━━━ THE INPUT

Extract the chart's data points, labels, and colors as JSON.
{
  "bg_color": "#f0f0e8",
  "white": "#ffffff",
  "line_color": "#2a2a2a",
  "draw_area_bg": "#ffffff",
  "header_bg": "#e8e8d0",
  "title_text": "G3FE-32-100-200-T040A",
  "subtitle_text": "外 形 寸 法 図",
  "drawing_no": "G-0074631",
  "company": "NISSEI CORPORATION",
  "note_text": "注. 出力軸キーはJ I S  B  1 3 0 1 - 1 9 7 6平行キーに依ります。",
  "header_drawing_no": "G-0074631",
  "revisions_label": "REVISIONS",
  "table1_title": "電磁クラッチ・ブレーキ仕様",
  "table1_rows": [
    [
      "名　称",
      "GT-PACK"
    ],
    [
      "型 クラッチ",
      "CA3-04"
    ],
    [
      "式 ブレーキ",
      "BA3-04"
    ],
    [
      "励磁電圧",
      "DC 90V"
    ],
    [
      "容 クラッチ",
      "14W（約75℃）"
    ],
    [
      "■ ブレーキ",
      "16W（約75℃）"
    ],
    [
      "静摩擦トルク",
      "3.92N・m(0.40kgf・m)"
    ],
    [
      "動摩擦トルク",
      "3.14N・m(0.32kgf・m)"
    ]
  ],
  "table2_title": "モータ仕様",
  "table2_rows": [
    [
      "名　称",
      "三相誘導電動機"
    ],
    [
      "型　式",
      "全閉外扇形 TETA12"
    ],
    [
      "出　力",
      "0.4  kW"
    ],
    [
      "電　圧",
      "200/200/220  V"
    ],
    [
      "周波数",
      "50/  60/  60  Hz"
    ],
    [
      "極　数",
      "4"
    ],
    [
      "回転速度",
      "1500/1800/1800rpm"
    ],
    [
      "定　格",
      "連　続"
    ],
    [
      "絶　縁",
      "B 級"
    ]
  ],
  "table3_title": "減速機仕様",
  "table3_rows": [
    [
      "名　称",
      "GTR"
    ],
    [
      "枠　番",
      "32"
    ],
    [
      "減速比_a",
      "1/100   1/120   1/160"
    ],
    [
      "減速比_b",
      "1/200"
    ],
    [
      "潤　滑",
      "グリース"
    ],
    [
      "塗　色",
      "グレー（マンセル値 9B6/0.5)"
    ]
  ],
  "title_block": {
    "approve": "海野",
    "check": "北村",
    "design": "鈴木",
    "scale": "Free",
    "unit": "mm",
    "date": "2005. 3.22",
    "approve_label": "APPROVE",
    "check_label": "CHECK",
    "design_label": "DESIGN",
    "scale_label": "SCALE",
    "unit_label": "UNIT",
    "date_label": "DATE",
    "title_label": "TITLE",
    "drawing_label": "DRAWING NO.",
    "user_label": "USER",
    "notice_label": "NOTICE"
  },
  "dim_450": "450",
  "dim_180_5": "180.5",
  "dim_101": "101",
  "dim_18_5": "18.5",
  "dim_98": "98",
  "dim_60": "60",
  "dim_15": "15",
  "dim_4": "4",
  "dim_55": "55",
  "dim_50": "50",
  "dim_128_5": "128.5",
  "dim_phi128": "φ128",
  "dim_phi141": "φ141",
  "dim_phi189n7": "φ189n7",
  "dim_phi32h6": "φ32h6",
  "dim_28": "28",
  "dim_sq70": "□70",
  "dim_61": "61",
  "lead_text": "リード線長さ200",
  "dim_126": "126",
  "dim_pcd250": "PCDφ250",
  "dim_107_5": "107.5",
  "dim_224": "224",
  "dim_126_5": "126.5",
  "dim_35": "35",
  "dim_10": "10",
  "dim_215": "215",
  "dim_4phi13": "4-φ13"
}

━━━━━━

EXERCISE OBJECTIVE: Retype all of the data shown above, word for word.

RESULT FOR THIS EXERCISE:
Extract the chart's data points, labels, and colors as JSON.
{
  "bg_color": "#f0f0e8",
  "white": "#ffffff",
  "line_color": "#2a2a2a",
  "draw_area_bg": "#ffffff",
  "header_bg": "#e8e8d0",
  "title_text": "G3FE-32-100-200-T040A",
  "subtitle_text": "外 形 寸 法 図",
  "drawing_no": "G-0074631",
  "company": "NISSEI CORPORATION",
  "note_text": "注. 出力軸キーはJ I S  B  1 3 0 1 - 1 9 7 6平行キーに依ります。",
  "header_drawing_no": "G-0074631",
  "revisions_label": "REVISIONS",
  "table1_title": "電磁クラッチ・ブレーキ仕様",
  "table1_rows": [
    [
      "名　称",
      "GT-PACK"
    ],
    [
      "型 クラッチ",
      "CA3-04"
    ],
    [
      "式 ブレーキ",
      "BA3-04"
    ],
    [
      "励磁電圧",
      "DC 90V"
    ],
    [
      "容 クラッチ",
      "14W（約75℃）"
    ],
    [
      "■ ブレーキ",
      "16W（約75℃）"
    ],
    [
      "静摩擦トルク",
      "3.92N・m(0.40kgf・m)"
    ],
    [
      "動摩擦トルク",
      "3.14N・m(0.32kgf・m)"
    ]
  ],
  "table2_title": "モータ仕様",
  "table2_rows": [
    [
      "名　称",
      "三相誘導電動機"
    ],
    [
      "型　式",
      "全閉外扇形 TETA12"
    ],
    [
      "出　力",
      "0.4  kW"
    ],
    [
      "電　圧",
      "200/200/220  V"
    ],
    [
      "周波数",
      "50/  60/  60  Hz"
    ],
    [
      "極　数",
      "4"
    ],
    [
      "回転速度",
      "1500/1800/1800rpm"
    ],
    [
      "定　格",
      "連　続"
    ],
    [
      "絶　縁",
      "B 級"
    ]
  ],
  "table3_title": "減速機仕様",
  "table3_rows": [
    [
      "名　称",
      "GTR"
    ],
    [
      "枠　番",
      "32"
    ],
    [
      "減速比_a",
      "1/100   1/120   1/160"
    ],
    [
      "減速比_b",
      "1/200"
    ],
    [
      "潤　滑",
      "グリース"
    ],
    [
      "塗　色",
      "グレー（マンセル値 9B6/0.5)"
    ]
  ],
  "title_block": {
    "approve": "海野",
    "check": "北村",
    "design": "鈴木",
    "scale": "Free",
    "unit": "mm",
    "date": "2005. 3.22",
    "approve_label": "APPROVE",
    "check_label": "CHECK",
    "design_label": "DESIGN",
    "scale_label": "SCALE",
    "unit_label": "UNIT",
    "date_label": "DATE",
    "title_label": "TITLE",
    "drawing_label": "DRAWING NO.",
    "user_label": "USER",
    "notice_label": "NOTICE"
  },
  "dim_450": "450",
  "dim_180_5": "180.5",
  "dim_101": "101",
  "dim_18_5": "18.5",
  "dim_98": "98",
  "dim_60": "60",
  "dim_15": "15",
  "dim_4": "4",
  "dim_55": "55",
  "dim_50": "50",
  "dim_128_5": "128.5",
  "dim_phi128": "φ128",
  "dim_phi141": "φ141",
  "dim_phi189n7": "φ189n7",
  "dim_phi32h6": "φ32h6",
  "dim_28": "28",
  "dim_sq70": "□70",
  "dim_61": "61",
  "lead_text": "リード線長さ200",
  "dim_126": "126",
  "dim_pcd250": "PCDφ250",
  "dim_107_5": "107.5",
  "dim_224": "224",
  "dim_126_5": "126.5",
  "dim_35": "35",
  "dim_10": "10",
  "dim_215": "215",
  "dim_4phi13": "4-φ13"
}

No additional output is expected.